原文

西荻窪BREWBOOKS 酒+読書のカルチャーがシステムになった書店

BREWBOOKS 外観 善福寺公園エリア
BREWBOOKS 外観

酒を飲んだ頭で読書なんて、どう考えても成立し得ないでしょう。馬鹿げている。そんな突っ込みを心の中で入れながら、足は自然とそうした体験を求めて西荻窪に向かうのです。

BREWBOOKS

西荻窪で見かけることの多い、酒+読書

個性的な個人経営の店が多い西荻窪ですが、街のユーザもまた個性的であり、双方が相補う関係にあります。前知識なしに西荻窪で飲食店を開いた方は、料理が出てくるまでの間に文庫本を拡げ本の世界に没入してしまう客が少なからずいるということに驚きを感じるかもしれません。確かに街の中には古本屋も多く、そしてどのお店も個性的、魅力的ですので、西荻窪には愛書家が少なからず住み着いています。そこで飲食店の側としても、読書する習慣を持つ彼らを追い出すわけでなく、固定客となってくれるよう様々な工夫をしだしたりして、その結果他の街にはなかなかない個人経営飲食店+読書のカルチャーが体験出来る街としてやはり愛書家の関心を集めるようになりました。

練習問題
1. 原文によると、西荻窪に愛書家が少なからず住み着いているのはなぜですか。
2. 原文で「個性的」と形容されているものをすべて挙げてください。
3. 原文から、「西荻窪BREWBOOKS 酒+読書のカルチャーがシステムになった書店」という語句のあるところで始まり、「心を集めるようになりました。」のあとで終わる部分を、そのまま返してください。

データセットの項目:
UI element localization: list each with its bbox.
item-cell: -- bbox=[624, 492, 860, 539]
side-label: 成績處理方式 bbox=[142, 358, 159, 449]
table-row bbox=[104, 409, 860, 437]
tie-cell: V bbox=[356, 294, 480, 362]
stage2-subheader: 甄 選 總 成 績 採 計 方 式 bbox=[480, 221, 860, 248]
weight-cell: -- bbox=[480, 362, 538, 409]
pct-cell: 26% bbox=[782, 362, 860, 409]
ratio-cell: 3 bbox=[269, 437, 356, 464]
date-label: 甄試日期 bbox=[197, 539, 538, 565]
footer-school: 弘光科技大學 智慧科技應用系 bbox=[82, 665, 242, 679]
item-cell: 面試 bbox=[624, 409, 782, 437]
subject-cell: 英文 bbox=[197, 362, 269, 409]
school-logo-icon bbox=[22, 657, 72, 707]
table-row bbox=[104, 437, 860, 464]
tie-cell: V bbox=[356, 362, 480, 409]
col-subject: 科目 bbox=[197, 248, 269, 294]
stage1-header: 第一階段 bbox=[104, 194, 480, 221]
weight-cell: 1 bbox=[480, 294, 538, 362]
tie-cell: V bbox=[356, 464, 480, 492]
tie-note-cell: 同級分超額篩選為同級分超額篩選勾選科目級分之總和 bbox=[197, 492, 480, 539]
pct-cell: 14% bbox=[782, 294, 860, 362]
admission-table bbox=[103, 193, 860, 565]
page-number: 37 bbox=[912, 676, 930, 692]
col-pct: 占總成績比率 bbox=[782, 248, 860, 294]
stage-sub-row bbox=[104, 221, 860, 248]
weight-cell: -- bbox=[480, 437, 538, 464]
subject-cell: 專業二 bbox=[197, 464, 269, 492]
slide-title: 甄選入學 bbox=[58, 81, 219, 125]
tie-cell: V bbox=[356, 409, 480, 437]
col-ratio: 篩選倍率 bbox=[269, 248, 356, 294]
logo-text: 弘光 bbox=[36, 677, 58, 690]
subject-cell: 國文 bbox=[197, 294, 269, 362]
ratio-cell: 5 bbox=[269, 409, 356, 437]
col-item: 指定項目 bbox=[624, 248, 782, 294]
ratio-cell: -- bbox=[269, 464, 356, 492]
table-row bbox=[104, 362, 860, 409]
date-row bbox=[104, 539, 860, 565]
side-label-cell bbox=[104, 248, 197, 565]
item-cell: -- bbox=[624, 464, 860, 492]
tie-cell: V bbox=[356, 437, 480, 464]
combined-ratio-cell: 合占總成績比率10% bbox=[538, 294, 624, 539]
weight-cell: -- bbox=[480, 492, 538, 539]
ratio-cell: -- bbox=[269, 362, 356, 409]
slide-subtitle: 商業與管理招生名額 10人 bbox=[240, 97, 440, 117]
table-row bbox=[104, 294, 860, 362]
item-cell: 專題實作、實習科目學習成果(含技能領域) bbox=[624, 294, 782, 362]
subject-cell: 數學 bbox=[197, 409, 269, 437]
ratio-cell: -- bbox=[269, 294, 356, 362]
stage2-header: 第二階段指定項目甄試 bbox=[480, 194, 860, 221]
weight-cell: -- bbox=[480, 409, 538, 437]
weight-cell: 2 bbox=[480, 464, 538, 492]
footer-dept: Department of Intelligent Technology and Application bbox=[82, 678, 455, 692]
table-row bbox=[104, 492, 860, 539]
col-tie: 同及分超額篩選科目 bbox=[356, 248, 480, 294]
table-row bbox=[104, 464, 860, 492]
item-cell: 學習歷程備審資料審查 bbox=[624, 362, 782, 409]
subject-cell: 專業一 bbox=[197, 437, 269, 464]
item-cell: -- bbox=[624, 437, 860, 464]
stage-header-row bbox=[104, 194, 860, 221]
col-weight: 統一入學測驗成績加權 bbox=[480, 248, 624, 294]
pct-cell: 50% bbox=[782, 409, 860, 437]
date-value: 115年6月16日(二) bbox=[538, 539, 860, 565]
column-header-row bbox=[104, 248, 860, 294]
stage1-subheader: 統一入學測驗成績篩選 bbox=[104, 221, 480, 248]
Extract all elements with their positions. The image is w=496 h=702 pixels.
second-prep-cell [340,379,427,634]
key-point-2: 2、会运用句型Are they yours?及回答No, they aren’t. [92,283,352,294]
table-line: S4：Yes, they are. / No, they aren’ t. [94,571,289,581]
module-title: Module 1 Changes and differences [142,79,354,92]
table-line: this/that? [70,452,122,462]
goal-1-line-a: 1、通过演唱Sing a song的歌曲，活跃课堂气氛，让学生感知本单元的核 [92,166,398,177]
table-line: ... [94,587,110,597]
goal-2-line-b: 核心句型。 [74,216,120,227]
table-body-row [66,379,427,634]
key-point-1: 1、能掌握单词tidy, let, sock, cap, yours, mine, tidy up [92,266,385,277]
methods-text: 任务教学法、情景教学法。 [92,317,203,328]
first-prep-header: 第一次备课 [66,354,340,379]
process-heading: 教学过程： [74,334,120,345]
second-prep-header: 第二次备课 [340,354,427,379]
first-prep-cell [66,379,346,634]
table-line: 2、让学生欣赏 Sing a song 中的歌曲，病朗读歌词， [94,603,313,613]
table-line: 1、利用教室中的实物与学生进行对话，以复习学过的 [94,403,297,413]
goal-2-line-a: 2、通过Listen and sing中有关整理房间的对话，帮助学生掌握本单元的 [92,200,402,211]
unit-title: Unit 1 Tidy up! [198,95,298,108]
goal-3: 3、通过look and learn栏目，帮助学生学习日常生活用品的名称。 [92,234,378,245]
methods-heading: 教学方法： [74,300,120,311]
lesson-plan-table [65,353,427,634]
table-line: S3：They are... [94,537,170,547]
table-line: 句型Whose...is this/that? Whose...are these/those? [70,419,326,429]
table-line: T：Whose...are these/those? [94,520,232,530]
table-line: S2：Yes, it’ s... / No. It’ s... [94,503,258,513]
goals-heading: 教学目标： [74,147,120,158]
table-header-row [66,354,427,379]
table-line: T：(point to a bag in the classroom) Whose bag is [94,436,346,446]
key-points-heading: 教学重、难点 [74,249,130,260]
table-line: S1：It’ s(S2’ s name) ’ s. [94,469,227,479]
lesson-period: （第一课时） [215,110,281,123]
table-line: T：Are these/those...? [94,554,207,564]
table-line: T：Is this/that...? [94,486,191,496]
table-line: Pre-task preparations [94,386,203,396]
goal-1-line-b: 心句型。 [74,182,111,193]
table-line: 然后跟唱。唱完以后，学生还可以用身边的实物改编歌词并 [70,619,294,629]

練習問題の解答
1. 街の中に古本屋が多く、どのお店も個性的で魅力的だからです。

2. 個人経営の店、街のユーザ、街の中の古本屋のお店

3.
西荻窪BREWBOOKS 酒+読書のカルチャーがシステムになった書店

BREWBOOKS 外観 善福寺公園エリア
BREWBOOKS 外観

酒を飲んだ頭で読書なんて、どう考えても成立し得ないでしょう。馬鹿げている。そんな突っ込みを心の中で入れながら、足は自然とそうした体験を求めて西荻窪に向かうのです。

BREWBOOKS

西荻窪で見かけることの多い、酒+読書

個性的な個人経営の店が多い西荻窪ですが、街のユーザもまた個性的であり、双方が相補う関係にあります。前知識なしに西荻窪で飲食店を開いた方は、料理が出てくるまでの間に文庫本を拡げ本の世界に没入してしまう客が少なからずいるということに驚きを感じるかもしれません。確かに街の中には古本屋も多く、そしてどのお店も個性的、魅力的ですので、西荻窪には愛書家が少なからず住み着いています。そこで飲食店の側としても、読書する習慣を持つ彼らを追い出すわけでなく、固定客となってくれるよう様々な工夫をしだしたりして、その結果他の街にはなかなかない個人経営飲食店+読書のカルチャーが体験出来る街としてやはり愛書家の関心を集めるようになりました。